* [WHAT THE TASK REQUIRES]:
Please restate the following records word for word.
--- START TASK MATERIAL ---
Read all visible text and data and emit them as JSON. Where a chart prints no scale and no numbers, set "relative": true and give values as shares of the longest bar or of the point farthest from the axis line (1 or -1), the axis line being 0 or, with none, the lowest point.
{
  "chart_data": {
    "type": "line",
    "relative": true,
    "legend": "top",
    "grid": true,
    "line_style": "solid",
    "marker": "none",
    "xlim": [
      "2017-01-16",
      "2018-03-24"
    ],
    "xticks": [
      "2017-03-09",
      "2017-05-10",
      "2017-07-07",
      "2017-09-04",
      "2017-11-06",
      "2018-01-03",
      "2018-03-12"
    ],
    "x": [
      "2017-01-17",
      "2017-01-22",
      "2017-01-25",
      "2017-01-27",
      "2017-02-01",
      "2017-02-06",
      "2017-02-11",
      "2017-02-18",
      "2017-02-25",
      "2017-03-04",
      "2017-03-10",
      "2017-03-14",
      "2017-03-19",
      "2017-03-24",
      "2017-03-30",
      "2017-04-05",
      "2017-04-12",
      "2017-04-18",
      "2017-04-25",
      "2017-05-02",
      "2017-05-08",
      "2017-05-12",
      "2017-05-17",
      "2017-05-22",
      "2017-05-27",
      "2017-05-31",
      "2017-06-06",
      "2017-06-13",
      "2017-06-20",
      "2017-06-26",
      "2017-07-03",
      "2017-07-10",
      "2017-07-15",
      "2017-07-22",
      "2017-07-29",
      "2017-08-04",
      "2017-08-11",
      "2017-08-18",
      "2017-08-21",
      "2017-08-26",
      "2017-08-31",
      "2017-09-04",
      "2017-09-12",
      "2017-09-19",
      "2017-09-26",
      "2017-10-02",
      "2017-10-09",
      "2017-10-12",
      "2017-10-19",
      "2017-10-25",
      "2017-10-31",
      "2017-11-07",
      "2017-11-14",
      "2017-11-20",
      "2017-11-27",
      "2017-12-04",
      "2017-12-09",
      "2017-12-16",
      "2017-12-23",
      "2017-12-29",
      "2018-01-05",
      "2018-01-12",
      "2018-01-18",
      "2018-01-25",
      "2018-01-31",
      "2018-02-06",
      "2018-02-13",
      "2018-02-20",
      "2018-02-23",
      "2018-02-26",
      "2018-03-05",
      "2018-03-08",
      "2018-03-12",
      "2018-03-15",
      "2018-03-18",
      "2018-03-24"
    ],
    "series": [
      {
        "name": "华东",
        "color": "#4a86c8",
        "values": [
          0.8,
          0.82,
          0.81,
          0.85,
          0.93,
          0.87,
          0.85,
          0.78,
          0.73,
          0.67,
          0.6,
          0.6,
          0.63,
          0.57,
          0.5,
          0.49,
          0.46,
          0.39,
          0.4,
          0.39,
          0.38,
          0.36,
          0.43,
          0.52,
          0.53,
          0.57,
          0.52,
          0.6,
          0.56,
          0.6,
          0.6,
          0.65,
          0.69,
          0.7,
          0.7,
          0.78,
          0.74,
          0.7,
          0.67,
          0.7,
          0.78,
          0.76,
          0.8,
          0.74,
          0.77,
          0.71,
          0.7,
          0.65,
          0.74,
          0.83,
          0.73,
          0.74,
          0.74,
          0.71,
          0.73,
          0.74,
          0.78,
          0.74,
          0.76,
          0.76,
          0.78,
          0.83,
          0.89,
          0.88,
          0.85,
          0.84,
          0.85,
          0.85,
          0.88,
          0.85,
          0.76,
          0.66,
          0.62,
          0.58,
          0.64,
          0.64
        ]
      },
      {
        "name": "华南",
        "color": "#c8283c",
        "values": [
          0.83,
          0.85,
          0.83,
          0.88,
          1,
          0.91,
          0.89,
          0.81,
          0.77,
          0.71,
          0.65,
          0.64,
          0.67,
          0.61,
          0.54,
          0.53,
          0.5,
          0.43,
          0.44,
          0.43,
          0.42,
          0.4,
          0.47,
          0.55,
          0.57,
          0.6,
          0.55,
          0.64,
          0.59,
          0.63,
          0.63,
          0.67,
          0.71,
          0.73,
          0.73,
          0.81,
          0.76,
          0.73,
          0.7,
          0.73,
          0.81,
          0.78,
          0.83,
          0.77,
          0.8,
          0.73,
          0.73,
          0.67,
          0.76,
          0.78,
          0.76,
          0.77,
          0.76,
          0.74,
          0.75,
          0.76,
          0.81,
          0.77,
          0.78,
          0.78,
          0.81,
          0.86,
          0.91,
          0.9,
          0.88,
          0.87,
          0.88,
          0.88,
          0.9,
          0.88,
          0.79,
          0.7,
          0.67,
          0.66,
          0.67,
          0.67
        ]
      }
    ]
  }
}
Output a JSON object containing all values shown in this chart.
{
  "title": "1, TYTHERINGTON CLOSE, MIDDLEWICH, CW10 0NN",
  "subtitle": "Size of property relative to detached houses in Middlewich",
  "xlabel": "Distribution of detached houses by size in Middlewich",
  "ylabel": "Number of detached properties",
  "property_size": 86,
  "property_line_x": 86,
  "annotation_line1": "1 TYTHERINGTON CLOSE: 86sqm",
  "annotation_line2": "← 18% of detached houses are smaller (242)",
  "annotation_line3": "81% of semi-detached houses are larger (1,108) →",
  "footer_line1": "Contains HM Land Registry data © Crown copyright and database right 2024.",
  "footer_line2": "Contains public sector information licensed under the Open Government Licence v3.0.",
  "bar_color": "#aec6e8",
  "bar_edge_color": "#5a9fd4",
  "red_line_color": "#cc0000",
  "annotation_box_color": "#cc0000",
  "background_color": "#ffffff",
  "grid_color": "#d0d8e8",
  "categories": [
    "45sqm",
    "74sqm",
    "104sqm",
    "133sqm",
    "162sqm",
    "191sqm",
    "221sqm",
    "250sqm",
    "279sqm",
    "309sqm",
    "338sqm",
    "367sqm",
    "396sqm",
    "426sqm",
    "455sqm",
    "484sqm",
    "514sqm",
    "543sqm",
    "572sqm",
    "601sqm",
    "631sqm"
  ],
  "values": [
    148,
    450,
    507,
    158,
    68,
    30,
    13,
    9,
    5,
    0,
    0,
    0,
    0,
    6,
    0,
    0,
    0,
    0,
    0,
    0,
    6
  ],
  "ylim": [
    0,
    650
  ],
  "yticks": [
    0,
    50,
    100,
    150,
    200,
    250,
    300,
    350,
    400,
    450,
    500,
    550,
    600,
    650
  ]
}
--- END TASK MATERIAL ---
* [FULL ANSWER]:
Read all visible text and data and emit them as JSON. Where a chart prints no scale and no numbers, set "relative": true and give values as shares of the longest bar or of the point farthest from the axis line (1 or -1), the axis line being 0 or, with none, the lowest point.
{
  "chart_data": {
    "type": "line",
    "relative": true,
    "legend": "top",
    "grid": true,
    "line_style": "solid",
    "marker": "none",
    "xlim": [
      "2017-01-16",
      "2018-03-24"
    ],
    "xticks": [
      "2017-03-09",
      "2017-05-10",
      "2017-07-07",
      "2017-09-04",
      "2017-11-06",
      "2018-01-03",
      "2018-03-12"
    ],
    "x": [
      "2017-01-17",
      "2017-01-22",
      "2017-01-25",
      "2017-01-27",
      "2017-02-01",
      "2017-02-06",
      "2017-02-11",
      "2017-02-18",
      "2017-02-25",
      "2017-03-04",
      "2017-03-10",
      "2017-03-14",
      "2017-03-19",
      "2017-03-24",
      "2017-03-30",
      "2017-04-05",
      "2017-04-12",
      "2017-04-18",
      "2017-04-25",
      "2017-05-02",
      "2017-05-08",
      "2017-05-12",
      "2017-05-17",
      "2017-05-22",
      "2017-05-27",
      "2017-05-31",
      "2017-06-06",
      "2017-06-13",
      "2017-06-20",
      "2017-06-26",
      "2017-07-03",
      "2017-07-10",
      "2017-07-15",
      "2017-07-22",
      "2017-07-29",
      "2017-08-04",
      "2017-08-11",
      "2017-08-18",
      "2017-08-21",
      "2017-08-26",
      "2017-08-31",
      "2017-09-04",
      "2017-09-12",
      "2017-09-19",
      "2017-09-26",
      "2017-10-02",
      "2017-10-09",
      "2017-10-12",
      "2017-10-19",
      "2017-10-25",
      "2017-10-31",
      "2017-11-07",
      "2017-11-14",
      "2017-11-20",
      "2017-11-27",
      "2017-12-04",
      "2017-12-09",
      "2017-12-16",
      "2017-12-23",
      "2017-12-29",
      "2018-01-05",
      "2018-01-12",
      "2018-01-18",
      "2018-01-25",
      "2018-01-31",
      "2018-02-06",
      "2018-02-13",
      "2018-02-20",
      "2018-02-23",
      "2018-02-26",
      "2018-03-05",
      "2018-03-08",
      "2018-03-12",
      "2018-03-15",
      "2018-03-18",
      "2018-03-24"
    ],
    "series": [
      {
        "name": "华东",
        "color": "#4a86c8",
        "values": [
          0.8,
          0.82,
          0.81,
          0.85,
          0.93,
          0.87,
          0.85,
          0.78,
          0.73,
          0.67,
          0.6,
          0.6,
          0.63,
          0.57,
          0.5,
          0.49,
          0.46,
          0.39,
          0.4,
          0.39,
          0.38,
          0.36,
          0.43,
          0.52,
          0.53,
          0.57,
          0.52,
          0.6,
          0.56,
          0.6,
          0.6,
          0.65,
          0.69,
          0.7,
          0.7,
          0.78,
          0.74,
          0.7,
          0.67,
          0.7,
          0.78,
          0.76,
          0.8,
          0.74,
          0.77,
          0.71,
          0.7,
          0.65,
          0.74,
          0.83,
          0.73,
          0.74,
          0.74,
          0.71,
          0.73,
          0.74,
          0.78,
          0.74,
          0.76,
          0.76,
          0.78,
          0.83,
          0.89,
          0.88,
          0.85,
          0.84,
          0.85,
          0.85,
          0.88,
          0.85,
          0.76,
          0.66,
          0.62,
          0.58,
          0.64,
          0.64
        ]
      },
      {
        "name": "华南",
        "color": "#c8283c",
        "values": [
          0.83,
          0.85,
          0.83,
          0.88,
          1,
          0.91,
          0.89,
          0.81,
          0.77,
          0.71,
          0.65,
          0.64,
          0.67,
          0.61,
          0.54,
          0.53,
          0.5,
          0.43,
          0.44,
          0.43,
          0.42,
          0.4,
          0.47,
          0.55,
          0.57,
          0.6,
          0.55,
          0.64,
          0.59,
          0.63,
          0.63,
          0.67,
          0.71,
          0.73,
          0.73,
          0.81,
          0.76,
          0.73,
          0.7,
          0.73,
          0.81,
          0.78,
          0.83,
          0.77,
          0.8,
          0.73,
          0.73,
          0.67,
          0.76,
          0.78,
          0.76,
          0.77,
          0.76,
          0.74,
          0.75,
          0.76,
          0.81,
          0.77,
          0.78,
          0.78,
          0.81,
          0.86,
          0.91,
          0.9,
          0.88,
          0.87,
          0.88,
          0.88,
          0.9,
          0.88,
          0.79,
          0.7,
          0.67,
          0.66,
          0.67,
          0.67
        ]
      }
    ]
  }
}
Output a JSON object containing all values shown in this chart.
{
  "title": "1, TYTHERINGTON CLOSE, MIDDLEWICH, CW10 0NN",
  "subtitle": "Size of property relative to detached houses in Middlewich",
  "xlabel": "Distribution of detached houses by size in Middlewich",
  "ylabel": "Number of detached properties",
  "property_size": 86,
  "property_line_x": 86,
  "annotation_line1": "1 TYTHERINGTON CLOSE: 86sqm",
  "annotation_line2": "← 18% of detached houses are smaller (242)",
  "annotation_line3": "81% of semi-detached houses are larger (1,108) →",
  "footer_line1": "Contains HM Land Registry data © Crown copyright and database right 2024.",
  "footer_line2": "Contains public sector information licensed under the Open Government Licence v3.0.",
  "bar_color": "#aec6e8",
  "bar_edge_color": "#5a9fd4",
  "red_line_color": "#cc0000",
  "annotation_box_color": "#cc0000",
  "background_color": "#ffffff",
  "grid_color": "#d0d8e8",
  "categories": [
    "45sqm",
    "74sqm",
    "104sqm",
    "133sqm",
    "162sqm",
    "191sqm",
    "221sqm",
    "250sqm",
    "279sqm",
    "309sqm",
    "338sqm",
    "367sqm",
    "396sqm",
    "426sqm",
    "455sqm",
    "484sqm",
    "514sqm",
    "543sqm",
    "572sqm",
    "601sqm",
    "631sqm"
  ],
  "values": [
    148,
    450,
    507,
    158,
    68,
    30,
    13,
    9,
    5,
    0,
    0,
    0,
    0,
    6,
    0,
    0,
    0,
    0,
    0,
    0,
    6
  ],
  "ylim": [
    0,
    650
  ],
  "yticks": [
    0,
    50,
    100,
    150,
    200,
    250,
    300,
    350,
    400,
    450,
    500,
    550,
    600,
    650
  ]
}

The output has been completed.